(Dataset records)
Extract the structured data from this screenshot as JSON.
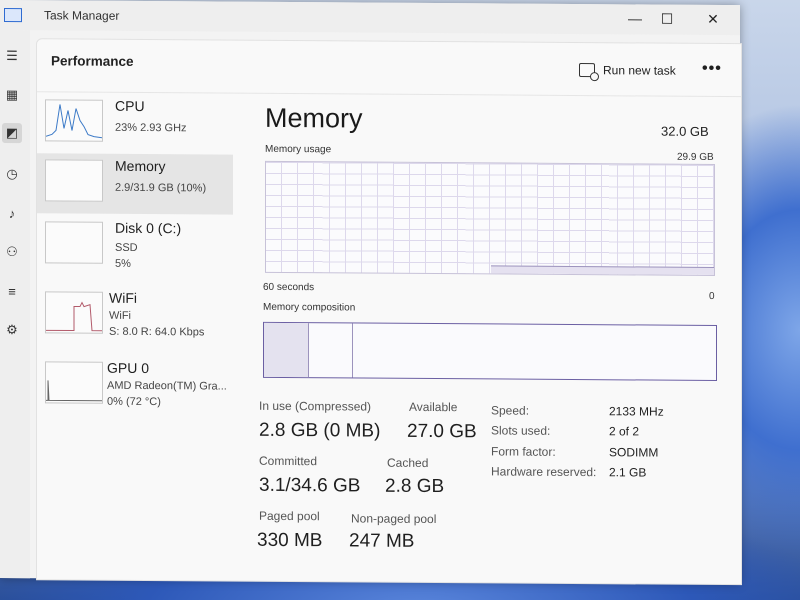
{
  "window": {
    "title": "Task Manager",
    "minimize": "—",
    "maximize": "☐",
    "close": "✕"
  },
  "rail": {
    "icons": [
      "hamburger-icon",
      "processes-icon",
      "performance-icon",
      "app-history-icon",
      "startup-icon",
      "users-icon",
      "details-icon",
      "services-icon"
    ]
  },
  "header": {
    "title": "Performance",
    "run_task_label": "Run new task",
    "more": "•••"
  },
  "sidebar": {
    "items": [
      {
        "name": "CPU",
        "line1": "23% 2.93 GHz",
        "line2": ""
      },
      {
        "name": "Memory",
        "line1": "2.9/31.9 GB (10%)",
        "line2": ""
      },
      {
        "name": "Disk 0 (C:)",
        "line1": "SSD",
        "line2": "5%"
      },
      {
        "name": "WiFi",
        "line1": "WiFi",
        "line2": "S: 8.0 R: 64.0 Kbps"
      },
      {
        "name": "GPU 0",
        "line1": "AMD Radeon(TM) Gra...",
        "line2": "0% (72 °C)"
      }
    ]
  },
  "main": {
    "title": "Memory",
    "total": "32.0 GB",
    "usage_label": "Memory usage",
    "usage_max": "29.9 GB",
    "time_label": "60 seconds",
    "time_zero": "0",
    "composition_label": "Memory composition",
    "stats": {
      "in_use_label": "In use (Compressed)",
      "in_use_value": "2.8 GB (0 MB)",
      "available_label": "Available",
      "available_value": "27.0 GB",
      "committed_label": "Committed",
      "committed_value": "3.1/34.6 GB",
      "cached_label": "Cached",
      "cached_value": "2.8 GB",
      "paged_label": "Paged pool",
      "paged_value": "330 MB",
      "nonpaged_label": "Non-paged pool",
      "nonpaged_value": "247 MB"
    },
    "details": [
      {
        "label": "Speed:",
        "value": "2133 MHz"
      },
      {
        "label": "Slots used:",
        "value": "2 of 2"
      },
      {
        "label": "Form factor:",
        "value": "SODIMM"
      },
      {
        "label": "Hardware reserved:",
        "value": "2.1 GB"
      }
    ]
  },
  "colors": {
    "accent": "#6b5fa3",
    "graph_grid": "#ddd8ec",
    "selected": "#e5e5e5"
  }
}
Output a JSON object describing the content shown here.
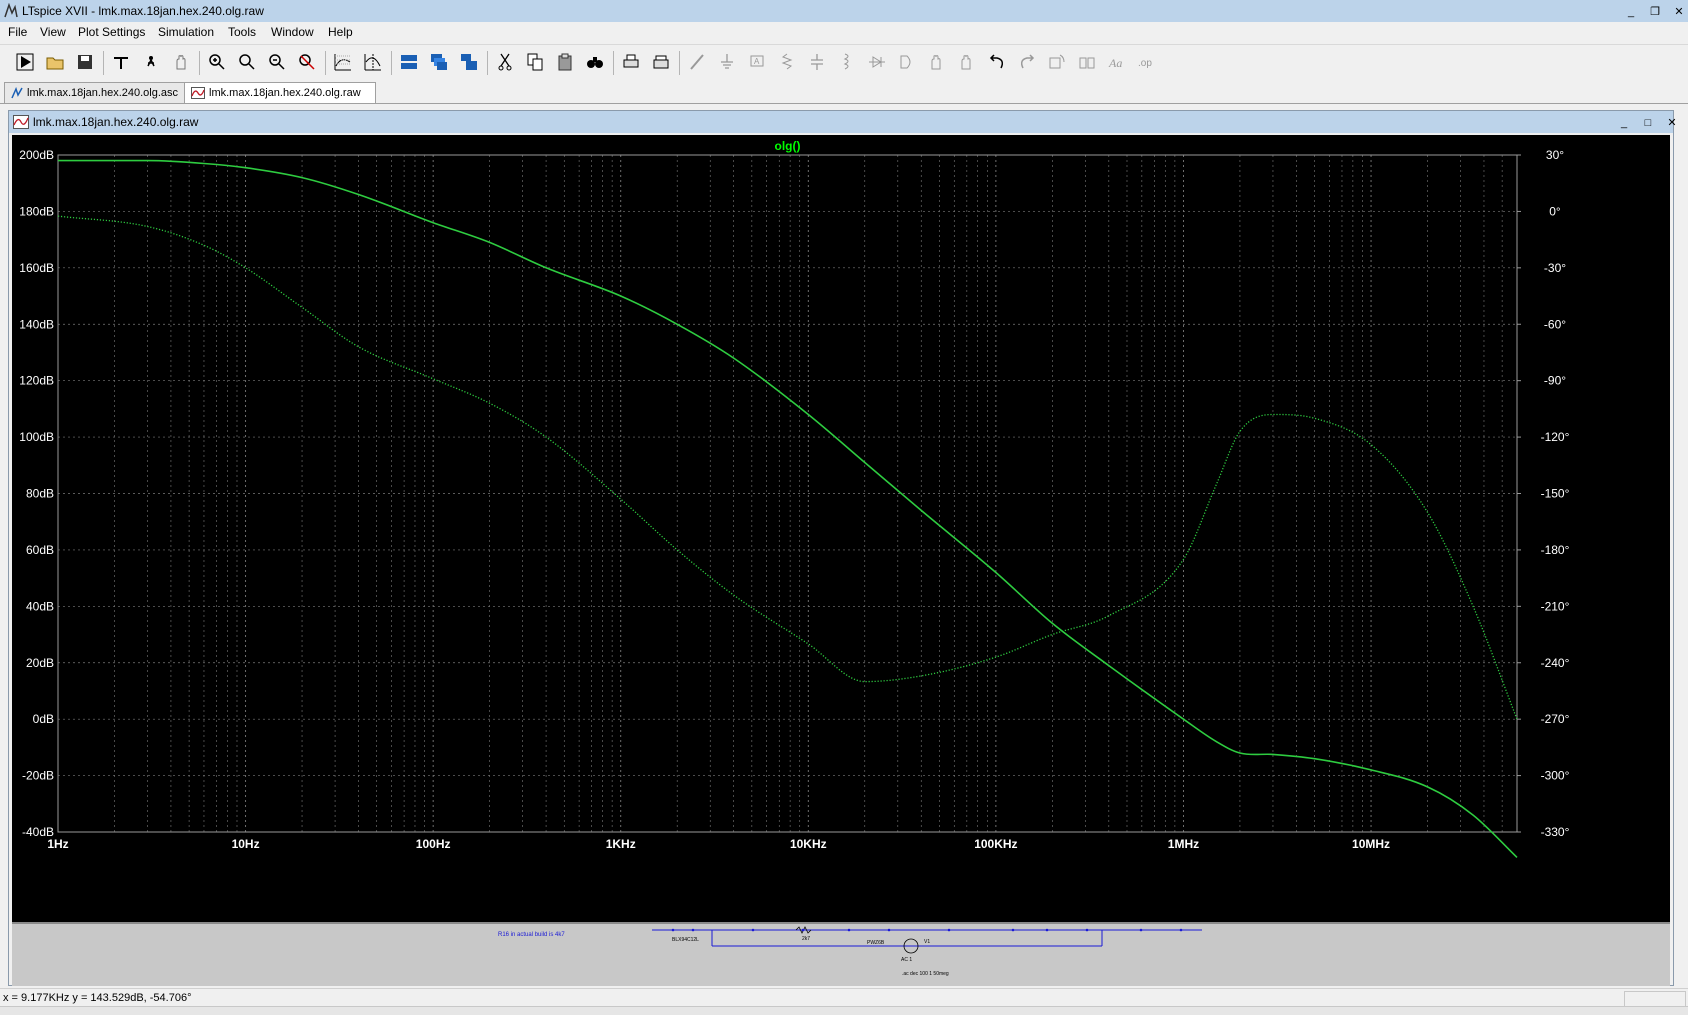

**PROBLEM:**
Look through the records and count each line that holds "Memory". Write only the total.

**FULL SOLUTION:**
4